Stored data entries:
..........
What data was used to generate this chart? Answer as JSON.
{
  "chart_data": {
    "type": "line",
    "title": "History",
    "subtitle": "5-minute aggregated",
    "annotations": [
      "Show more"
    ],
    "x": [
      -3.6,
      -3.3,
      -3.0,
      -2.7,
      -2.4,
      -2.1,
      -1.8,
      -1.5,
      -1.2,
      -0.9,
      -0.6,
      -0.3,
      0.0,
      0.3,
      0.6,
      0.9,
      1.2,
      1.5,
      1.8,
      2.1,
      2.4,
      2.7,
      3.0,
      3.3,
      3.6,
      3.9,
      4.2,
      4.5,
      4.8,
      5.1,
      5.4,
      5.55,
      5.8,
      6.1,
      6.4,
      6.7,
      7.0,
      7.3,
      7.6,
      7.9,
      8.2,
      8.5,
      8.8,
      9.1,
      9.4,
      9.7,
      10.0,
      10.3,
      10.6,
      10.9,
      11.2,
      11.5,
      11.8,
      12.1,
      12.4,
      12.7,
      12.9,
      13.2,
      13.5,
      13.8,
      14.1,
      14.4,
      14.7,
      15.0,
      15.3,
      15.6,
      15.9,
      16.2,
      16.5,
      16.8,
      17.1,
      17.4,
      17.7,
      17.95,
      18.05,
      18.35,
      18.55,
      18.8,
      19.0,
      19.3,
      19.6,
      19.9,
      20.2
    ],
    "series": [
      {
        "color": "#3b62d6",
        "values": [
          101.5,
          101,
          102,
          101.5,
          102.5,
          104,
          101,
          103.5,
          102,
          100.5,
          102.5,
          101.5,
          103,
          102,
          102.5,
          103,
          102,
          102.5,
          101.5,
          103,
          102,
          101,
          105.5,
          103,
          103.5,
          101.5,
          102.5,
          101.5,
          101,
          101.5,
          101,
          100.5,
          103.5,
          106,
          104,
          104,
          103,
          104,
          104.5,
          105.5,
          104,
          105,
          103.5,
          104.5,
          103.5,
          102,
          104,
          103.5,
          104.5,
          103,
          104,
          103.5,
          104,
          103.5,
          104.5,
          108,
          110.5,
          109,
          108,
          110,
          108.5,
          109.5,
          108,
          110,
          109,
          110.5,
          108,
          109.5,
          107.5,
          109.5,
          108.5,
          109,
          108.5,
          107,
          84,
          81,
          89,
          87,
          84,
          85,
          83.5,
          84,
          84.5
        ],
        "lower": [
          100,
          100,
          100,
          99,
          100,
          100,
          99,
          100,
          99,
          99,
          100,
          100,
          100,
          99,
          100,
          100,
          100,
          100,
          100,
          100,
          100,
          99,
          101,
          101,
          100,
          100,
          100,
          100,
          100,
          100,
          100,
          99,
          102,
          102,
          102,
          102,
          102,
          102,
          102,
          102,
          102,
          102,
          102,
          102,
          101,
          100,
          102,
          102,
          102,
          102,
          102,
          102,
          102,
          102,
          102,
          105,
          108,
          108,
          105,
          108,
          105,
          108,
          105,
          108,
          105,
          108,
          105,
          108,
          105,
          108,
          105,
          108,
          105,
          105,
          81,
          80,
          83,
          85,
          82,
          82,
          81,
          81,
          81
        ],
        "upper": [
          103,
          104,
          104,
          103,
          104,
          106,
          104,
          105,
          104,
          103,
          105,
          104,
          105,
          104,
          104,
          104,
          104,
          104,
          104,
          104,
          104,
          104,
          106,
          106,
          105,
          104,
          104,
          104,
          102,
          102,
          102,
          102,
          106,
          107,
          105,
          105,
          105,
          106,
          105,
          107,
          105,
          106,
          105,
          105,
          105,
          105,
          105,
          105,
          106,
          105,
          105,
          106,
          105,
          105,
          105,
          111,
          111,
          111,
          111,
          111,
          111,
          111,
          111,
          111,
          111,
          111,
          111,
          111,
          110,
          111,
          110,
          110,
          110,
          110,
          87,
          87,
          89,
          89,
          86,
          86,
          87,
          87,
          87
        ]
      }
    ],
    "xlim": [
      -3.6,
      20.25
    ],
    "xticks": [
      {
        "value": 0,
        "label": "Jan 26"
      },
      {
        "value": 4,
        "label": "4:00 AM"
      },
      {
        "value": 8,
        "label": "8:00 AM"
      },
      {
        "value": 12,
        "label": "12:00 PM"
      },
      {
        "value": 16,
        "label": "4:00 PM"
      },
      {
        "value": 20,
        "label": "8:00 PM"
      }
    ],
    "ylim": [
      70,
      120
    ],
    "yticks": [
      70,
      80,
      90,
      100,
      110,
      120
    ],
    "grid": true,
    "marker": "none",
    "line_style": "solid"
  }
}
..........
Copy out every line where the word "label" occurs.

The completed task:
        "label": "Jan 26"
        "label": "4:00 AM"
        "label": "8:00 AM"
        "label": "12:00 PM"
        "label": "4:00 PM"
        "label": "8:00 PM"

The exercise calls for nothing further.